▶ Set task 1
In the passage on Summit County business license fees, swap "commissioners" for "board members" and write out the text from "The commissioners say" up to and including "of the action).".
▶ Set task 2
What dollar amounts does the passage on Summit County business license fees mention?
-- Start Passage given --
Everyone likes to pay homage to cottage industries (homemade is always preferable to mass-produced) but, this month, it appears lip service is all small business owners are likely to get from Summit County business license fee collectors.

In order to comply with state law, the Summit County Commission recently adopted a new fee structure that calls for a flat business license fee rather than a graduated fee scale based on the perceived impact of a particular business.

The uniform cost of a 2006 county business license is now $175, whether you knit hats in the laundry room or run the local Wal-Mart. That is a big hit for many in-home small business owners who previously paid about $40 for a license. And, as if residents weren’t already reeling from their winter heating bills and buying Christmas presents, the fees were technically due Dec. 31.

The commissioners say they empathize with their constituents who may believe the increase is unfair, but they justify the decision saying that the Utah State Legislate requires that the fee accurately represent the cost of issuing the license. The only way to come into compliance, they say, was to set a uniform fee instead of charging big businesses, like giant retailers and resorts more.

To abide by state law, the county decided to set that rate by dividing the county’s cost of issuing the licenses (which includes various inspections) by the number of businesses applying for them. So now, the mom who adds an extra $50 a month to the family budget by cleaning houses will be working about three months just to pay for her business license (and that’s before the county assessor gets a piece of the action).

Of course, that is assuming that she chooses to apply for a license at all.
-- End Passage given --
-- Start Excerpted data --
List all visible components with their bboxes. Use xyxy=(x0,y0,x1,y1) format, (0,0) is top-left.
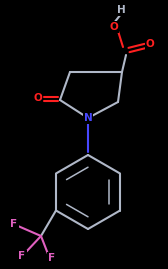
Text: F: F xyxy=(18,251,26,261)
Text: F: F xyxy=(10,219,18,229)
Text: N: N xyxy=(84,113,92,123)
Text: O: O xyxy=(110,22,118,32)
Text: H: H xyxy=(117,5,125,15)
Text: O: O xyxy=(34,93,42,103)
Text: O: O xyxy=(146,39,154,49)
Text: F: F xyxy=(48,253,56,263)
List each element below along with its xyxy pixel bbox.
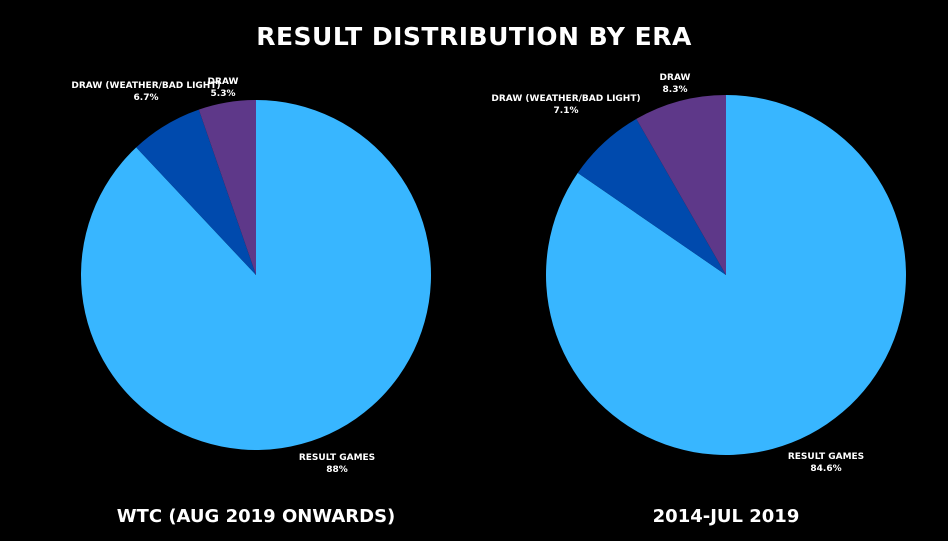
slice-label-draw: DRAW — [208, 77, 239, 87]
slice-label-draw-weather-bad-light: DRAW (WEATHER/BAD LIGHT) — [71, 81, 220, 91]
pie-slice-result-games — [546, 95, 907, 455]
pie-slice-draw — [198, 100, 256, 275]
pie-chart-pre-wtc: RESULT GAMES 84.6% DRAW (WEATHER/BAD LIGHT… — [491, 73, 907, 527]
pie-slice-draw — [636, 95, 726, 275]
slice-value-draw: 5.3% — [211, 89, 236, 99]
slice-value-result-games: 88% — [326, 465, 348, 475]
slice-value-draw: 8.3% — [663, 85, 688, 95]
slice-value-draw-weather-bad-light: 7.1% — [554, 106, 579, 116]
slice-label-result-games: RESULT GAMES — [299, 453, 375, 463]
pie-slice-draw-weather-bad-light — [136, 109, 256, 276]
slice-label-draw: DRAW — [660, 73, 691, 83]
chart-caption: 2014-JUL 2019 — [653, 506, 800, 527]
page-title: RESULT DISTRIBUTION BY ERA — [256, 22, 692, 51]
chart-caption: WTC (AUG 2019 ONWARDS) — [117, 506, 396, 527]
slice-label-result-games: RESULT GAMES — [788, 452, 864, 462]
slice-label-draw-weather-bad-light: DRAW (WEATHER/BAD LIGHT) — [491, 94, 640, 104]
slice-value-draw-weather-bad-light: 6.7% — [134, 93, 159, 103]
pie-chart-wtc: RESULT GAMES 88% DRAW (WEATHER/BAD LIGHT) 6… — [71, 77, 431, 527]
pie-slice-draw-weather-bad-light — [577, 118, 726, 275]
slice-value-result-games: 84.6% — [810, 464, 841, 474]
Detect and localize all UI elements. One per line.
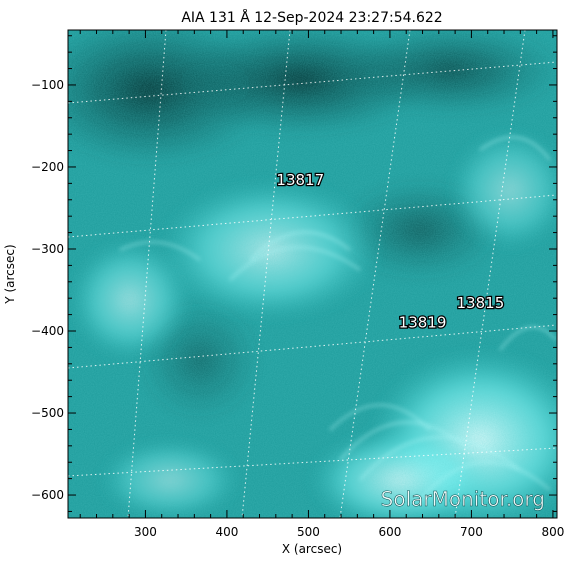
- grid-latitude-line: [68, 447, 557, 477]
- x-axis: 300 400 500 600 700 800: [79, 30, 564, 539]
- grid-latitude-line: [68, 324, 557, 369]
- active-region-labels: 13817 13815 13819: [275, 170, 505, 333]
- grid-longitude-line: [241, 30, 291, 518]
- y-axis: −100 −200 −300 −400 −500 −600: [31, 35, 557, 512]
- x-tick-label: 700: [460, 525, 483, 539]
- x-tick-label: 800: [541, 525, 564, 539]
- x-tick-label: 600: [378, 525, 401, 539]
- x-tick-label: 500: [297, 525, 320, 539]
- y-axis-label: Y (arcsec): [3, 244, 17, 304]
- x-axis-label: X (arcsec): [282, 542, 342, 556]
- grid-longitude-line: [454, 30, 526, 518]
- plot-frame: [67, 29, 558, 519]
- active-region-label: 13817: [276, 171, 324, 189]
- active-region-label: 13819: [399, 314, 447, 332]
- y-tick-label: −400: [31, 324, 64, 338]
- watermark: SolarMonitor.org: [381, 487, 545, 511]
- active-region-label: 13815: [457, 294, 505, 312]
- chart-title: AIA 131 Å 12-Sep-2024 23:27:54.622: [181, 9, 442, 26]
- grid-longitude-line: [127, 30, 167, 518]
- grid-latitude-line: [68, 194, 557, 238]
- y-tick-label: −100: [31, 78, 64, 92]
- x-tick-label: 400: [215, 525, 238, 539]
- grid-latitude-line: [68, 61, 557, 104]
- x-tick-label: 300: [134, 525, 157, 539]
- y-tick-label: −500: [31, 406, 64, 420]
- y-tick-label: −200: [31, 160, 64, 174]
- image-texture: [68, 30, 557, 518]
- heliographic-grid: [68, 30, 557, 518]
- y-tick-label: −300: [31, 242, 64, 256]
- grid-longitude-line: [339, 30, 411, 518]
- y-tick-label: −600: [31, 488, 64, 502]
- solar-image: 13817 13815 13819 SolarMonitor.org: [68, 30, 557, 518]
-- End Excerpted data --
-- Start Excerpted data --
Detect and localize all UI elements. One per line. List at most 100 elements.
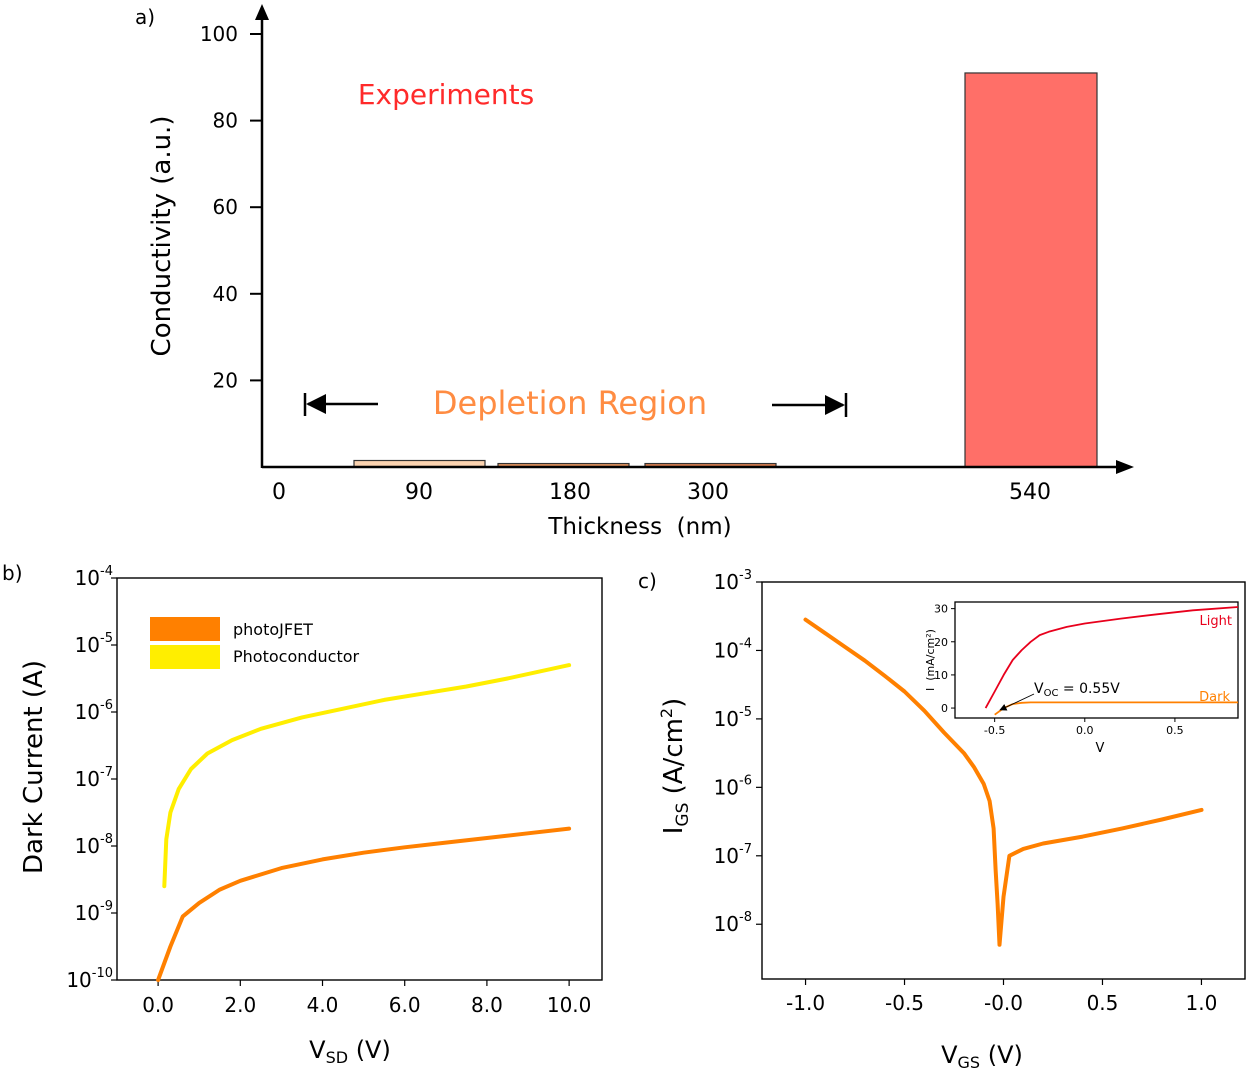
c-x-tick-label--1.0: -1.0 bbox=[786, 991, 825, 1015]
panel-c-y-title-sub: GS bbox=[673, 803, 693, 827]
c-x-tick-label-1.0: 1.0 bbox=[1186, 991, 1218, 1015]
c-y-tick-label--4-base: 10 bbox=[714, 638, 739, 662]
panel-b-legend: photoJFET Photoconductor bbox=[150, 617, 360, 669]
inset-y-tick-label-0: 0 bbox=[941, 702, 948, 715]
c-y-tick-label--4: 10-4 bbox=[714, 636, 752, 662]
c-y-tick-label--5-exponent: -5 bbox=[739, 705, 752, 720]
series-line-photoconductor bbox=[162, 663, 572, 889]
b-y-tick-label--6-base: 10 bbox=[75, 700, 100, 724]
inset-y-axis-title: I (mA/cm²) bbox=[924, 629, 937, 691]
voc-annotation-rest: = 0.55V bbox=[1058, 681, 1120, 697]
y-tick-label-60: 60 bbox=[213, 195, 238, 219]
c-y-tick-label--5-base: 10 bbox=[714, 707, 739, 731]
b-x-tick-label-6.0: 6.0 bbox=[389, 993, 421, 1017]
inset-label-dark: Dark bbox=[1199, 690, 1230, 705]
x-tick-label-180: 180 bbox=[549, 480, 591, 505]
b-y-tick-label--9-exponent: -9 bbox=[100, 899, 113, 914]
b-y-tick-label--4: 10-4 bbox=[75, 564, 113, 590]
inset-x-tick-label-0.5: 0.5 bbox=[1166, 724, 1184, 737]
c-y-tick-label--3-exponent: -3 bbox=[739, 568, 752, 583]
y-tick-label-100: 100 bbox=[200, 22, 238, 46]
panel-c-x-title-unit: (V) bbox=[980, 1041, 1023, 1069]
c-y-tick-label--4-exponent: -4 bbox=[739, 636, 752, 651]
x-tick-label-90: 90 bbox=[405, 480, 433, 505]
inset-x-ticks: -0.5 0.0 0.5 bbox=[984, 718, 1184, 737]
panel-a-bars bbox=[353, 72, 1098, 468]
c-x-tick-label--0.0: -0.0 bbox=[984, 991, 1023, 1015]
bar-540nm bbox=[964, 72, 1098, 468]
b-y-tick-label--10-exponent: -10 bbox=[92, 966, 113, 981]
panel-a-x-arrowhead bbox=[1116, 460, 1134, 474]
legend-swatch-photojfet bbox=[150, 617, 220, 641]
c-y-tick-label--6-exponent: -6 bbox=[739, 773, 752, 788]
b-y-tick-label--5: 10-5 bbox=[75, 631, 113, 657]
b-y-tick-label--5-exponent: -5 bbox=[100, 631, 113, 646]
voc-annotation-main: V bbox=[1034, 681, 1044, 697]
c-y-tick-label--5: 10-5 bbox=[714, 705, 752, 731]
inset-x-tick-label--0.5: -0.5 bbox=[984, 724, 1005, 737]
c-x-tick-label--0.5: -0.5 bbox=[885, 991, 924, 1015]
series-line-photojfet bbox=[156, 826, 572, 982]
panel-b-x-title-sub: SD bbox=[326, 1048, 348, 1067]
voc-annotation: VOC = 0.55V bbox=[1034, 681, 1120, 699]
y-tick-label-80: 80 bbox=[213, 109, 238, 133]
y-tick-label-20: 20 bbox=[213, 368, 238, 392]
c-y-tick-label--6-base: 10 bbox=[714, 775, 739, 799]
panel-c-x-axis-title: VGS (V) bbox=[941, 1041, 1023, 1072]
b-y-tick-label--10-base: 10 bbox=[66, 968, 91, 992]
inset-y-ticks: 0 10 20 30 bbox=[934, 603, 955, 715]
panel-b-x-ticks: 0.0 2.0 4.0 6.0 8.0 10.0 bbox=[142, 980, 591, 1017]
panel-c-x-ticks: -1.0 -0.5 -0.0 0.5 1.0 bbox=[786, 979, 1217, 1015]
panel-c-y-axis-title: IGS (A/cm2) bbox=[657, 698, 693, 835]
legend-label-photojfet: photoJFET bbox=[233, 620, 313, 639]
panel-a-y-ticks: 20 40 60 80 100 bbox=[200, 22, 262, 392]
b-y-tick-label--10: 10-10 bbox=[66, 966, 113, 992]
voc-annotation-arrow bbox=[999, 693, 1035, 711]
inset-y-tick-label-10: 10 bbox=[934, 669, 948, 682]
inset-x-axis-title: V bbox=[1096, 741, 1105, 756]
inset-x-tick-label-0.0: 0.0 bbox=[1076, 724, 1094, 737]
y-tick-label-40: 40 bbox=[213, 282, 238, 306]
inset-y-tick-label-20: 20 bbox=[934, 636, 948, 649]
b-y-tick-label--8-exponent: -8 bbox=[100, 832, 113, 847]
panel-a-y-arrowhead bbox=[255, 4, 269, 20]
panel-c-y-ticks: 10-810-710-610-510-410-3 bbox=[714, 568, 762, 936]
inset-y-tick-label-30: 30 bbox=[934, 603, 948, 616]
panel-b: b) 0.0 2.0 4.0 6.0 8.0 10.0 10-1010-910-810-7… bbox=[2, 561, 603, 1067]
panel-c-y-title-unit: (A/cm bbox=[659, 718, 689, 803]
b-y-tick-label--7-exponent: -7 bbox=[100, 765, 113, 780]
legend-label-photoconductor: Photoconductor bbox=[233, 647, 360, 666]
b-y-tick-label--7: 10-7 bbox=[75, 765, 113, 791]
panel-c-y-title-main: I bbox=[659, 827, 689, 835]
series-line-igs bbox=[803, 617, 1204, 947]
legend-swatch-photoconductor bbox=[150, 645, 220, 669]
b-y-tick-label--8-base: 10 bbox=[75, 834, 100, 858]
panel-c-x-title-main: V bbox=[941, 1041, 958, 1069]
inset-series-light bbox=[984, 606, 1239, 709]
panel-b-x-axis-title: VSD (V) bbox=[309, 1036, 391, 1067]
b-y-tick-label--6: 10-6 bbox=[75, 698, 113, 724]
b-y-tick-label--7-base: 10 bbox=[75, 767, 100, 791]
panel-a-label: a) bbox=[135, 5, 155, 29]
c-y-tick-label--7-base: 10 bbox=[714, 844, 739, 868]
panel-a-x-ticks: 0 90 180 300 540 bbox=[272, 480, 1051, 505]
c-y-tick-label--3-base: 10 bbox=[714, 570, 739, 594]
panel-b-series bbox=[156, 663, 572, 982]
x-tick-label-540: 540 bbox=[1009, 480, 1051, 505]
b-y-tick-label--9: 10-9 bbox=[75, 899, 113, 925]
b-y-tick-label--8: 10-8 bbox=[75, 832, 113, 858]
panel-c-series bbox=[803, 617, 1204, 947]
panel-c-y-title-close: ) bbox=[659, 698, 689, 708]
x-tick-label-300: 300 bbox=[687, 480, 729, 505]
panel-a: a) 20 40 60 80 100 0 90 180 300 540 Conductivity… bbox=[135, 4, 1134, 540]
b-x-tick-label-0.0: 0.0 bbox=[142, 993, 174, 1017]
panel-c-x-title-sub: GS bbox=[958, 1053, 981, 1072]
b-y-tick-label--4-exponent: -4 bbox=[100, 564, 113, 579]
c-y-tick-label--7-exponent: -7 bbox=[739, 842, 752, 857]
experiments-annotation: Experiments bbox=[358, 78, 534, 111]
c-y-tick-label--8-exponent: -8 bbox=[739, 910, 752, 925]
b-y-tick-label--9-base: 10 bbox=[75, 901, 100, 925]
-- End Excerpted data --
▶ Problem solution 1
The board members say they empathize with their constituents who may believe the increase is unfair, but they justify the decision saying that the Utah State Legislate requires that the fee accurately represent the cost of issuing the license. The only way to come into compliance, they say, was to set a uniform fee instead of charging big businesses, like giant retailers and resorts more.

To abide by state law, the county decided to set that rate by dividing the county’s cost of issuing the licenses (which includes various inspections) by the number of businesses applying for them. So now, the mom who adds an extra $50 a month to the family budget by cleaning houses will be working about three months just to pay for her business license (and that’s before the county assessor gets a piece of the action).

▶ Problem solution 2
$175, $40, $50